BEGIN Raw records

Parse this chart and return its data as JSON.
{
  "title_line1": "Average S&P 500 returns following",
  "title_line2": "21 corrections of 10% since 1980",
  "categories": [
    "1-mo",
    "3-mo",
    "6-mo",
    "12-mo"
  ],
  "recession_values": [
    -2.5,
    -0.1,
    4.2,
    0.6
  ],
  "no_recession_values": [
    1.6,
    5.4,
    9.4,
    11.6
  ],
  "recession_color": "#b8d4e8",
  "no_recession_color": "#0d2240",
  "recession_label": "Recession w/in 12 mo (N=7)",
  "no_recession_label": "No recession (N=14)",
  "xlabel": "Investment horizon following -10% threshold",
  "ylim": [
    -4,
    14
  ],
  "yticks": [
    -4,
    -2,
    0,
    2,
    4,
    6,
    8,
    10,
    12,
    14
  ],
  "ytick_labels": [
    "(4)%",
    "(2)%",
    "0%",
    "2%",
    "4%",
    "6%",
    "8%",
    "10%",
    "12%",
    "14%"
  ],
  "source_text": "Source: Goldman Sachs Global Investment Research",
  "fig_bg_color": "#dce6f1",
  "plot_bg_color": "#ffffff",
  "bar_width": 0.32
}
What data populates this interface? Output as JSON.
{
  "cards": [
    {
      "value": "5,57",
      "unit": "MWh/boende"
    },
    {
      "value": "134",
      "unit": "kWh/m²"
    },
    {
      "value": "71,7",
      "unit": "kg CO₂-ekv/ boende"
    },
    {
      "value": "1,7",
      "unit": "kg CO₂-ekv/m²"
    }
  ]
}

END Raw records

- _Problem to solve_
Output the full listing exactly as it stands.

- _Finished answer_
Parse this chart and return its data as JSON.
{
  "title_line1": "Average S&P 500 returns following",
  "title_line2": "21 corrections of 10% since 1980",
  "categories": [
    "1-mo",
    "3-mo",
    "6-mo",
    "12-mo"
  ],
  "recession_values": [
    -2.5,
    -0.1,
    4.2,
    0.6
  ],
  "no_recession_values": [
    1.6,
    5.4,
    9.4,
    11.6
  ],
  "recession_color": "#b8d4e8",
  "no_recession_color": "#0d2240",
  "recession_label": "Recession w/in 12 mo (N=7)",
  "no_recession_label": "No recession (N=14)",
  "xlabel": "Investment horizon following -10% threshold",
  "ylim": [
    -4,
    14
  ],
  "yticks": [
    -4,
    -2,
    0,
    2,
    4,
    6,
    8,
    10,
    12,
    14
  ],
  "ytick_labels": [
    "(4)%",
    "(2)%",
    "0%",
    "2%",
    "4%",
    "6%",
    "8%",
    "10%",
    "12%",
    "14%"
  ],
  "source_text": "Source: Goldman Sachs Global Investment Research",
  "fig_bg_color": "#dce6f1",
  "plot_bg_color": "#ffffff",
  "bar_width": 0.32
}
What data populates this interface? Output as JSON.
{
  "cards": [
    {
      "value": "5,57",
      "unit": "MWh/boende"
    },
    {
      "value": "134",
      "unit": "kWh/m²"
    },
    {
      "value": "71,7",
      "unit": "kg CO₂-ekv/ boende"
    },
    {
      "value": "1,7",
      "unit": "kg CO₂-ekv/m²"
    }
  ]
}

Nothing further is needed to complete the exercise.